◆ WHAT IS NEEDED
Take every line from the material that has the word "vagy" in it.

Dataset items
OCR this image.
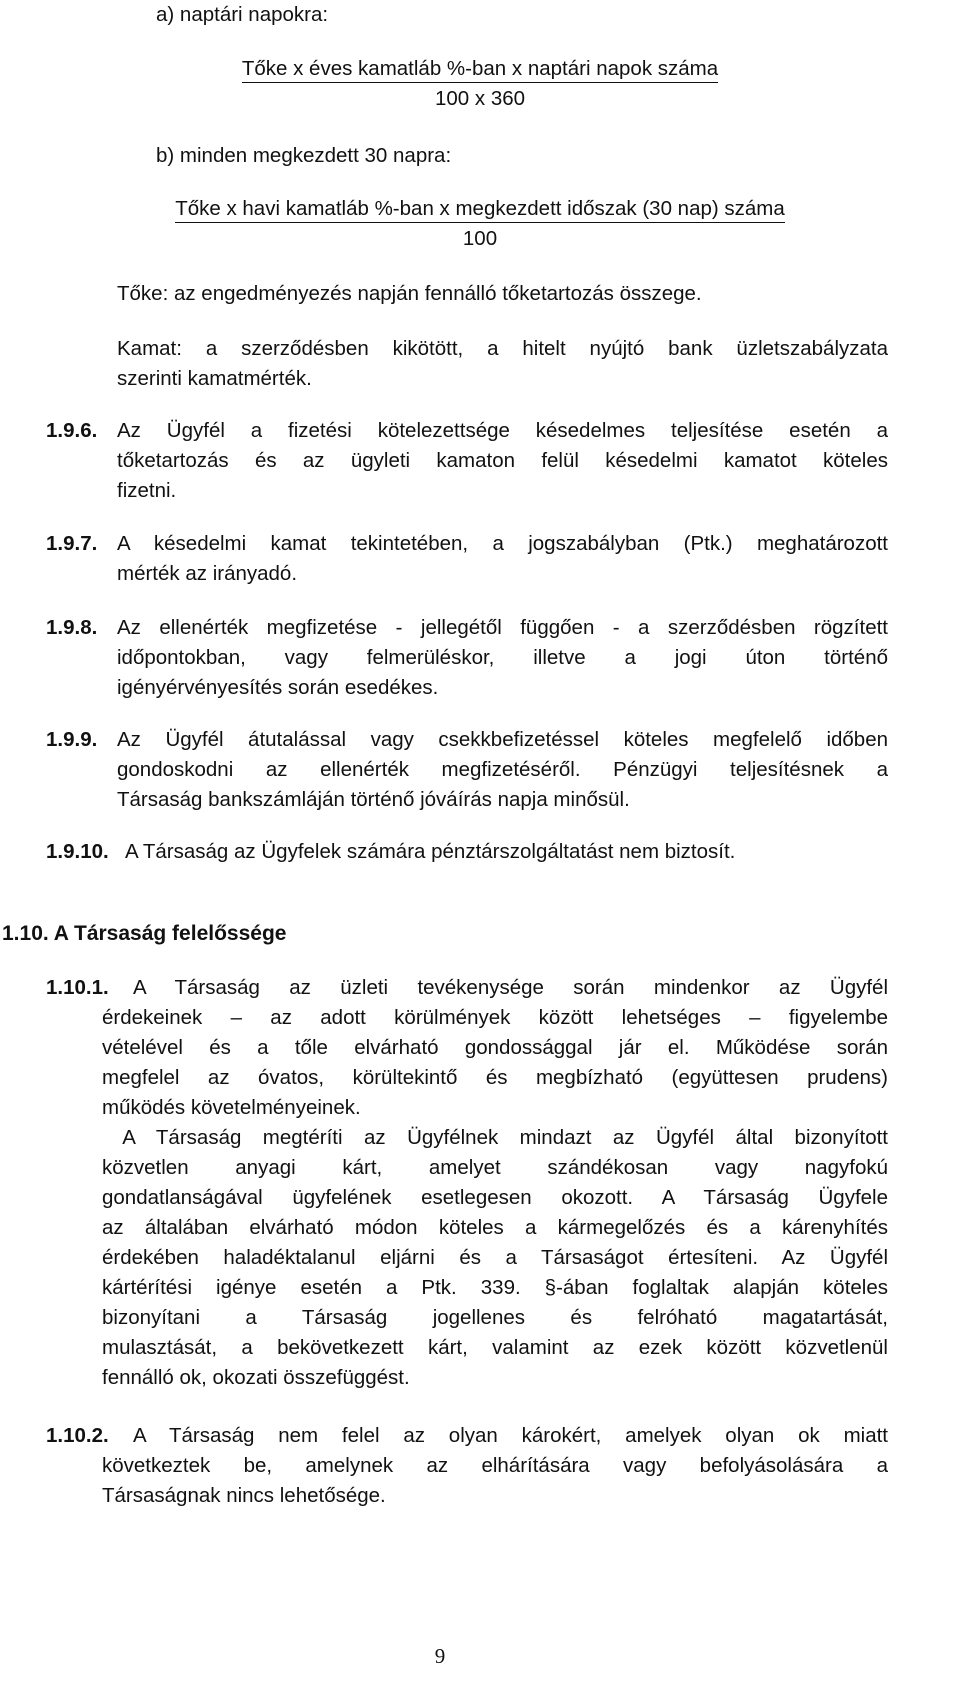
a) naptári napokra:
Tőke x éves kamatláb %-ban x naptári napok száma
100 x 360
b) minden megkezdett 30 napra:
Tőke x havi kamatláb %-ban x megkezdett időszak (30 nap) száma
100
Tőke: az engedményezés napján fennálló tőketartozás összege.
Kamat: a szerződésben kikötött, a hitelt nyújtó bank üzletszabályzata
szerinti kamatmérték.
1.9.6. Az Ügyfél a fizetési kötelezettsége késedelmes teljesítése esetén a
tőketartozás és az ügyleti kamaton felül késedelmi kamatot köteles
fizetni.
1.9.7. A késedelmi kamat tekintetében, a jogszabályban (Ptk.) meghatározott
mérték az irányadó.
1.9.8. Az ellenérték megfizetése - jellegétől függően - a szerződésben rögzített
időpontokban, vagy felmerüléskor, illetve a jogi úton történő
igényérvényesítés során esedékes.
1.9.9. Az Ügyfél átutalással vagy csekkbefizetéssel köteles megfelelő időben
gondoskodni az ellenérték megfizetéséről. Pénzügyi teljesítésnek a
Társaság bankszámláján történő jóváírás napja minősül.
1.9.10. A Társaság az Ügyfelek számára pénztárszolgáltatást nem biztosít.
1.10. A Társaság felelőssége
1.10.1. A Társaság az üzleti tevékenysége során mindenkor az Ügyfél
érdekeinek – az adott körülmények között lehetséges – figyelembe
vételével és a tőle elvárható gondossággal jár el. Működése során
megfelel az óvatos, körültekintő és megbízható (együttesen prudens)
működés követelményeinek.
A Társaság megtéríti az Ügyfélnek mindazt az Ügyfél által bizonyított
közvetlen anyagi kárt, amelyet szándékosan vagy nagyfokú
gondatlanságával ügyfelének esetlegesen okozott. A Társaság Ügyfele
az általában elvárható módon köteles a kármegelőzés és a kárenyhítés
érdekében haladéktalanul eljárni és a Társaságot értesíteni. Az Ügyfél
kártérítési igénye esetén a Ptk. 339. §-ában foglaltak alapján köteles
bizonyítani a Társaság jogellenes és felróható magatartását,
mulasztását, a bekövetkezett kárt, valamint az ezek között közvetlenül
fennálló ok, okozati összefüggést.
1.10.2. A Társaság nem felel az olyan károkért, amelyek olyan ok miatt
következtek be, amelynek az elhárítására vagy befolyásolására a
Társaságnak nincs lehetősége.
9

---

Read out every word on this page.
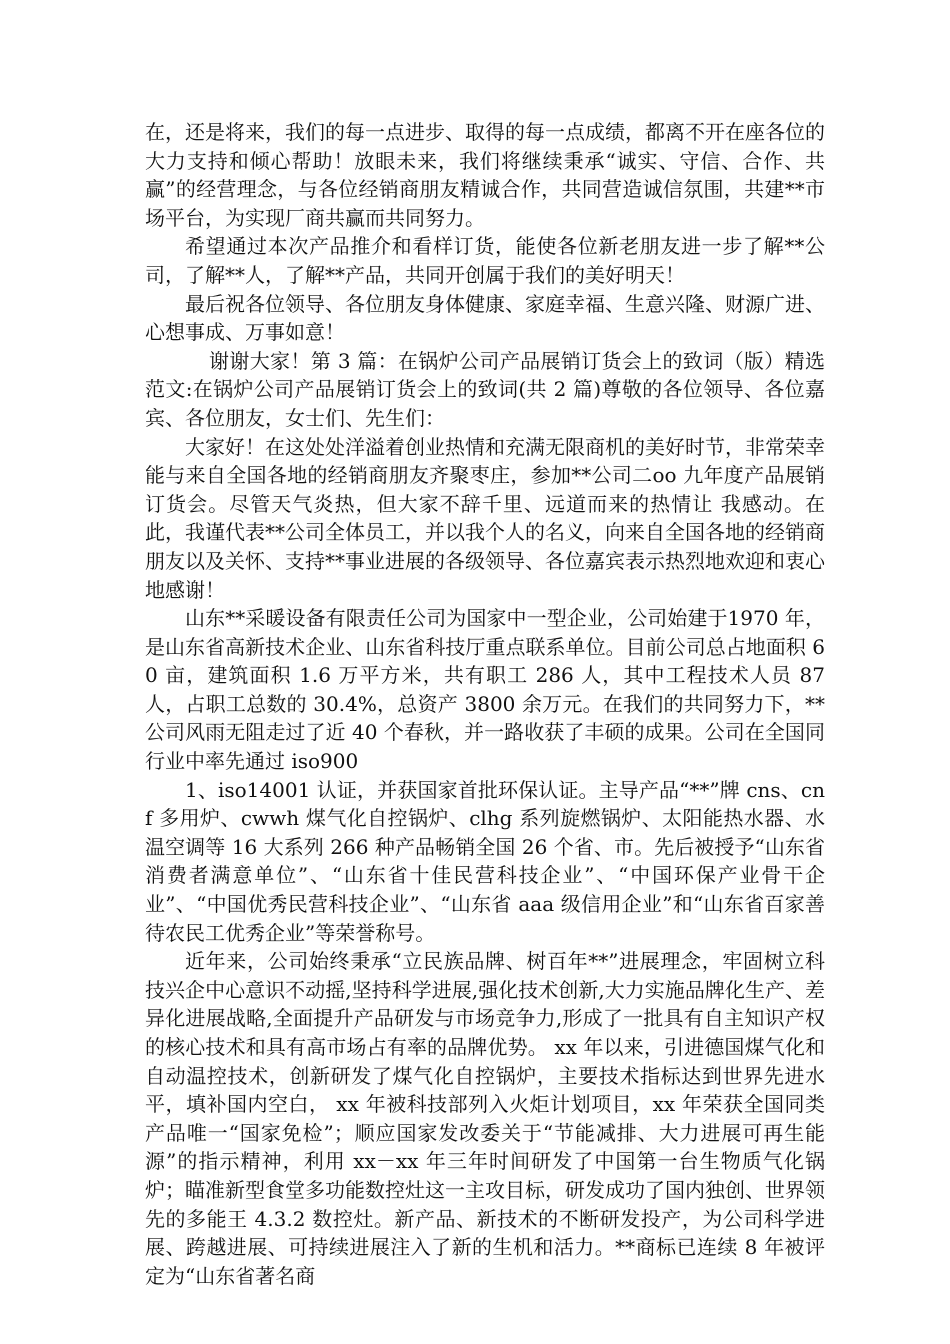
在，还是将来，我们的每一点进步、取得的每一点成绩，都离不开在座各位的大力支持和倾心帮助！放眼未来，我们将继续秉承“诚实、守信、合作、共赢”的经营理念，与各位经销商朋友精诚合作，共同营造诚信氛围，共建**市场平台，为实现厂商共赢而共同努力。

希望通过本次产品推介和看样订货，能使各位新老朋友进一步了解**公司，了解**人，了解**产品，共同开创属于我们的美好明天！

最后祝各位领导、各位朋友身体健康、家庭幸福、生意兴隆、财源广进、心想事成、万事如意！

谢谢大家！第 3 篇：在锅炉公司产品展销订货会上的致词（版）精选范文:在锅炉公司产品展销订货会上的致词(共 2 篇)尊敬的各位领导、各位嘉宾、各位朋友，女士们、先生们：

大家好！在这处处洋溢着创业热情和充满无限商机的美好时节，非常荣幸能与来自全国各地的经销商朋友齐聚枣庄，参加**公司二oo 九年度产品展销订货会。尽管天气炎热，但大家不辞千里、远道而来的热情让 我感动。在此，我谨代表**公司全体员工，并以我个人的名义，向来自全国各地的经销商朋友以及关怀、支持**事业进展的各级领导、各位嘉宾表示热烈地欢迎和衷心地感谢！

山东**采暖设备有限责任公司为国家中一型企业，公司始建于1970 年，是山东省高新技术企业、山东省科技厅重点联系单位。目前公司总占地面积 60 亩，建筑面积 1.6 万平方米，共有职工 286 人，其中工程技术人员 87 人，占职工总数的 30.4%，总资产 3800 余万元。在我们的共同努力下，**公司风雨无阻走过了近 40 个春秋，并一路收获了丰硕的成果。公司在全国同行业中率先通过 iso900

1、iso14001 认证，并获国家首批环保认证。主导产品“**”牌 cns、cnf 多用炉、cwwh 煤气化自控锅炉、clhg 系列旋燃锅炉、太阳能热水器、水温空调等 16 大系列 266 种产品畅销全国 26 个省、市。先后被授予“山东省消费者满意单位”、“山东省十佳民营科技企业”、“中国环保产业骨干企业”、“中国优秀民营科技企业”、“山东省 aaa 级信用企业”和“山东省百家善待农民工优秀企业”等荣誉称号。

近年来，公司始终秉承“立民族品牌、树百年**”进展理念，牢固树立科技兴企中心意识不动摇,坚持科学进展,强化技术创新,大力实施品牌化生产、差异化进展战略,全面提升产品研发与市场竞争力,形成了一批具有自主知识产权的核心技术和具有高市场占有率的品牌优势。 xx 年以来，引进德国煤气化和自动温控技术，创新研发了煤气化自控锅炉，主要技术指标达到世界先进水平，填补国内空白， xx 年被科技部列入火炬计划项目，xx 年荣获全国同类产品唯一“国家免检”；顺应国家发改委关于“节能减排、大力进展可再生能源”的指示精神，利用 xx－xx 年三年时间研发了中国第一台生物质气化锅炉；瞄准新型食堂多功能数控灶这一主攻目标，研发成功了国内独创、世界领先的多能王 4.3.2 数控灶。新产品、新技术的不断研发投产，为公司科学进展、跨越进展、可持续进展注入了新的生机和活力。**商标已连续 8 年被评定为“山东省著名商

◆ RESULT OF THE TASK
időpontokban, vagy felmerüléskor, illetve a jogi úton történő
1.9.9. Az Ügyfél átutalással vagy csekkbefizetéssel köteles megfelelő időben
közvetlen anyagi kárt, amelyet szándékosan vagy nagyfokú
következtek be, amelynek az elhárítására vagy befolyásolására a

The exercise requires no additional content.